Work required - Produce a verbatim copy of the entries listed below.

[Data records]

◆ ◆ ◆ ◆

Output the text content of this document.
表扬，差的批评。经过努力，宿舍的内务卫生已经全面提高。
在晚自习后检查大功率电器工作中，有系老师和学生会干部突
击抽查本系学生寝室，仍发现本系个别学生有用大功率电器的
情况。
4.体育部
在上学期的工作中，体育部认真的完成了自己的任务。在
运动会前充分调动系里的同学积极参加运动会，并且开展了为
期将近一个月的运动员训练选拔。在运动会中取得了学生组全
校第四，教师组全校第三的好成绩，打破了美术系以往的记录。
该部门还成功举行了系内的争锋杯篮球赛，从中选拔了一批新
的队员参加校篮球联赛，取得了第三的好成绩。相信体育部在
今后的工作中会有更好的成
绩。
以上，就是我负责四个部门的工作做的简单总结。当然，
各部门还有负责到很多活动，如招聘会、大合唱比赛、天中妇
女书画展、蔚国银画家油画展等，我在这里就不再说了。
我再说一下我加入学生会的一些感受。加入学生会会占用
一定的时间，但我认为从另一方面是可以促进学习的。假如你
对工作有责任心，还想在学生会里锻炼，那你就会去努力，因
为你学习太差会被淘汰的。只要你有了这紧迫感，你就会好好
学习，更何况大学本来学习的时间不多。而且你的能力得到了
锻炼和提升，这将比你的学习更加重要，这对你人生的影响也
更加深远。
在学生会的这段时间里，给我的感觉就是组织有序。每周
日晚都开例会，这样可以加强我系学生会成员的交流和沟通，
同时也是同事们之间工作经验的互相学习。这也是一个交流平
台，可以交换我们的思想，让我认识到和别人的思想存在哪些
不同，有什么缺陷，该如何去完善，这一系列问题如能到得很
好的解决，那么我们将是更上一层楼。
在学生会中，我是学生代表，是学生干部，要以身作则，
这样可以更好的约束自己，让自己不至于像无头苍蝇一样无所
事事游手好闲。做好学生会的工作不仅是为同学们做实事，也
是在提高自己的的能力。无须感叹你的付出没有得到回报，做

◆ ◆ ◆ ◆

Response to this task -
Output the text content of this document.
表扬，差的批评。经过努力，宿舍的内务卫生已经全面提高。
在晚自习后检查大功率电器工作中，有系老师和学生会干部突
击抽查本系学生寝室，仍发现本系个别学生有用大功率电器的
情况。
4.体育部
在上学期的工作中，体育部认真的完成了自己的任务。在
运动会前充分调动系里的同学积极参加运动会，并且开展了为
期将近一个月的运动员训练选拔。在运动会中取得了学生组全
校第四，教师组全校第三的好成绩，打破了美术系以往的记录。
该部门还成功举行了系内的争锋杯篮球赛，从中选拔了一批新
的队员参加校篮球联赛，取得了第三的好成绩。相信体育部在
今后的工作中会有更好的成
绩。
以上，就是我负责四个部门的工作做的简单总结。当然，
各部门还有负责到很多活动，如招聘会、大合唱比赛、天中妇
女书画展、蔚国银画家油画展等，我在这里就不再说了。
我再说一下我加入学生会的一些感受。加入学生会会占用
一定的时间，但我认为从另一方面是可以促进学习的。假如你
对工作有责任心，还想在学生会里锻炼，那你就会去努力，因
为你学习太差会被淘汰的。只要你有了这紧迫感，你就会好好
学习，更何况大学本来学习的时间不多。而且你的能力得到了
锻炼和提升，这将比你的学习更加重要，这对你人生的影响也
更加深远。
在学生会的这段时间里，给我的感觉就是组织有序。每周
日晚都开例会，这样可以加强我系学生会成员的交流和沟通，
同时也是同事们之间工作经验的互相学习。这也是一个交流平
台，可以交换我们的思想，让我认识到和别人的思想存在哪些
不同，有什么缺陷，该如何去完善，这一系列问题如能到得很
好的解决，那么我们将是更上一层楼。
在学生会中，我是学生代表，是学生干部，要以身作则，
这样可以更好的约束自己，让自己不至于像无头苍蝇一样无所
事事游手好闲。做好学生会的工作不仅是为同学们做实事，也
是在提高自己的的能力。无须感叹你的付出没有得到回报，做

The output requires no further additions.